[Collected data entries]
+++

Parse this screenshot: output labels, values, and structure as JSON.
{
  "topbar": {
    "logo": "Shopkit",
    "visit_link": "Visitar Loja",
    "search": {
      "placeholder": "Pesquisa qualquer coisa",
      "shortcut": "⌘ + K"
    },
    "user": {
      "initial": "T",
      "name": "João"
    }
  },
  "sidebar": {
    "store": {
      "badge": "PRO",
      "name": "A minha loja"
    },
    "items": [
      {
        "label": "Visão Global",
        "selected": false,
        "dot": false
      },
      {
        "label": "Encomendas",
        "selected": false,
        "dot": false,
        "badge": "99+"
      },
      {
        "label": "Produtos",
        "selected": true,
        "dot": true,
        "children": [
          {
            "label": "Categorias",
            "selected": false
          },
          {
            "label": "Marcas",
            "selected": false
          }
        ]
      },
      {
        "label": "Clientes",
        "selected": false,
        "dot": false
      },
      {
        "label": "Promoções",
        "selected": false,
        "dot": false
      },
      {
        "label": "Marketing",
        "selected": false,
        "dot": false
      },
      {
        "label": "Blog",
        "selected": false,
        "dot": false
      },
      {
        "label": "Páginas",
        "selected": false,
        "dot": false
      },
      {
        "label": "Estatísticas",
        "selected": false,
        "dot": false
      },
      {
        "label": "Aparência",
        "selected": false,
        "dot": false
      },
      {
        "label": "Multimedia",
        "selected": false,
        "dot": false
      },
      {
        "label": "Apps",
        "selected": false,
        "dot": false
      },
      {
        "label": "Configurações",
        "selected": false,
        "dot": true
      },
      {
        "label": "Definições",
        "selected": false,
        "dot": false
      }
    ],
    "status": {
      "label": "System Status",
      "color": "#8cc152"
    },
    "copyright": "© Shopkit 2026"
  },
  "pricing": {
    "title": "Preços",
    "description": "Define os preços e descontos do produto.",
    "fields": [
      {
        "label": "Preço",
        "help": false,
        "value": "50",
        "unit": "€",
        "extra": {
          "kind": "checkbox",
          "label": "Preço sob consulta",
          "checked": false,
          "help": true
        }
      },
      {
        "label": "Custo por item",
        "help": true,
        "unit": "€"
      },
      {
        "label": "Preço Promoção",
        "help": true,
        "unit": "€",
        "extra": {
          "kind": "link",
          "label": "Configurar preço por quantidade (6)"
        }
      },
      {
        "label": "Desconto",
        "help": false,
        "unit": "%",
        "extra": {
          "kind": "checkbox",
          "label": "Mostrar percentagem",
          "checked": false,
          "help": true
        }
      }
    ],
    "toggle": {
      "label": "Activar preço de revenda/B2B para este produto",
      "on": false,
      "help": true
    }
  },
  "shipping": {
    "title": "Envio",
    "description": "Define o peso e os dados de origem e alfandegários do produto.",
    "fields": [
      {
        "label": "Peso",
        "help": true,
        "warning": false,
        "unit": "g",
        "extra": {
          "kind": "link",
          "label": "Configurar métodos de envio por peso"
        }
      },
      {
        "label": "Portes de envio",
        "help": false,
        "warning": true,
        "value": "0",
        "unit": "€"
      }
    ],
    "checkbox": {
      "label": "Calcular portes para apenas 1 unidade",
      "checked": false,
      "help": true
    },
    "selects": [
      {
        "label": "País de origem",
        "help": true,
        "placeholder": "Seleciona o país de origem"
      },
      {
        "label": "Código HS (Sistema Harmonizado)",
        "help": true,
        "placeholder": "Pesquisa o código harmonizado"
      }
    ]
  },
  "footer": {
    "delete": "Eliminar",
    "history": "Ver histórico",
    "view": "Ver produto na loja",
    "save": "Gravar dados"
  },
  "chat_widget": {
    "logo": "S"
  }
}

+++

• **TASK GOAL**
Produce an exact copy of every entry above.

• **REPLY**
Parse this screenshot: output labels, values, and structure as JSON.
{
  "topbar": {
    "logo": "Shopkit",
    "visit_link": "Visitar Loja",
    "search": {
      "placeholder": "Pesquisa qualquer coisa",
      "shortcut": "⌘ + K"
    },
    "user": {
      "initial": "T",
      "name": "João"
    }
  },
  "sidebar": {
    "store": {
      "badge": "PRO",
      "name": "A minha loja"
    },
    "items": [
      {
        "label": "Visão Global",
        "selected": false,
        "dot": false
      },
      {
        "label": "Encomendas",
        "selected": false,
        "dot": false,
        "badge": "99+"
      },
      {
        "label": "Produtos",
        "selected": true,
        "dot": true,
        "children": [
          {
            "label": "Categorias",
            "selected": false
          },
          {
            "label": "Marcas",
            "selected": false
          }
        ]
      },
      {
        "label": "Clientes",
        "selected": false,
        "dot": false
      },
      {
        "label": "Promoções",
        "selected": false,
        "dot": false
      },
      {
        "label": "Marketing",
        "selected": false,
        "dot": false
      },
      {
        "label": "Blog",
        "selected": false,
        "dot": false
      },
      {
        "label": "Páginas",
        "selected": false,
        "dot": false
      },
      {
        "label": "Estatísticas",
        "selected": false,
        "dot": false
      },
      {
        "label": "Aparência",
        "selected": false,
        "dot": false
      },
      {
        "label": "Multimedia",
        "selected": false,
        "dot": false
      },
      {
        "label": "Apps",
        "selected": false,
        "dot": false
      },
      {
        "label": "Configurações",
        "selected": false,
        "dot": true
      },
      {
        "label": "Definições",
        "selected": false,
        "dot": false
      }
    ],
    "status": {
      "label": "System Status",
      "color": "#8cc152"
    },
    "copyright": "© Shopkit 2026"
  },
  "pricing": {
    "title": "Preços",
    "description": "Define os preços e descontos do produto.",
    "fields": [
      {
        "label": "Preço",
        "help": false,
        "value": "50",
        "unit": "€",
        "extra": {
          "kind": "checkbox",
          "label": "Preço sob consulta",
          "checked": false,
          "help": true
        }
      },
      {
        "label": "Custo por item",
        "help": true,
        "unit": "€"
      },
      {
        "label": "Preço Promoção",
        "help": true,
        "unit": "€",
        "extra": {
          "kind": "link",
          "label": "Configurar preço por quantidade (6)"
        }
      },
      {
        "label": "Desconto",
        "help": false,
        "unit": "%",
        "extra": {
          "kind": "checkbox",
          "label": "Mostrar percentagem",
          "checked": false,
          "help": true
        }
      }
    ],
    "toggle": {
      "label": "Activar preço de revenda/B2B para este produto",
      "on": false,
      "help": true
    }
  },
  "shipping": {
    "title": "Envio",
    "description": "Define o peso e os dados de origem e alfandegários do produto.",
    "fields": [
      {
        "label": "Peso",
        "help": true,
        "warning": false,
        "unit": "g",
        "extra": {
          "kind": "link",
          "label": "Configurar métodos de envio por peso"
        }
      },
      {
        "label": "Portes de envio",
        "help": false,
        "warning": true,
        "value": "0",
        "unit": "€"
      }
    ],
    "checkbox": {
      "label": "Calcular portes para apenas 1 unidade",
      "checked": false,
      "help": true
    },
    "selects": [
      {
        "label": "País de origem",
        "help": true,
        "placeholder": "Seleciona o país de origem"
      },
      {
        "label": "Código HS (Sistema Harmonizado)",
        "help": true,
        "placeholder": "Pesquisa o código harmonizado"
      }
    ]
  },
  "footer": {
    "delete": "Eliminar",
    "history": "Ver histórico",
    "view": "Ver produto na loja",
    "save": "Gravar dados"
  },
  "chat_widget": {
    "logo": "S"
  }
}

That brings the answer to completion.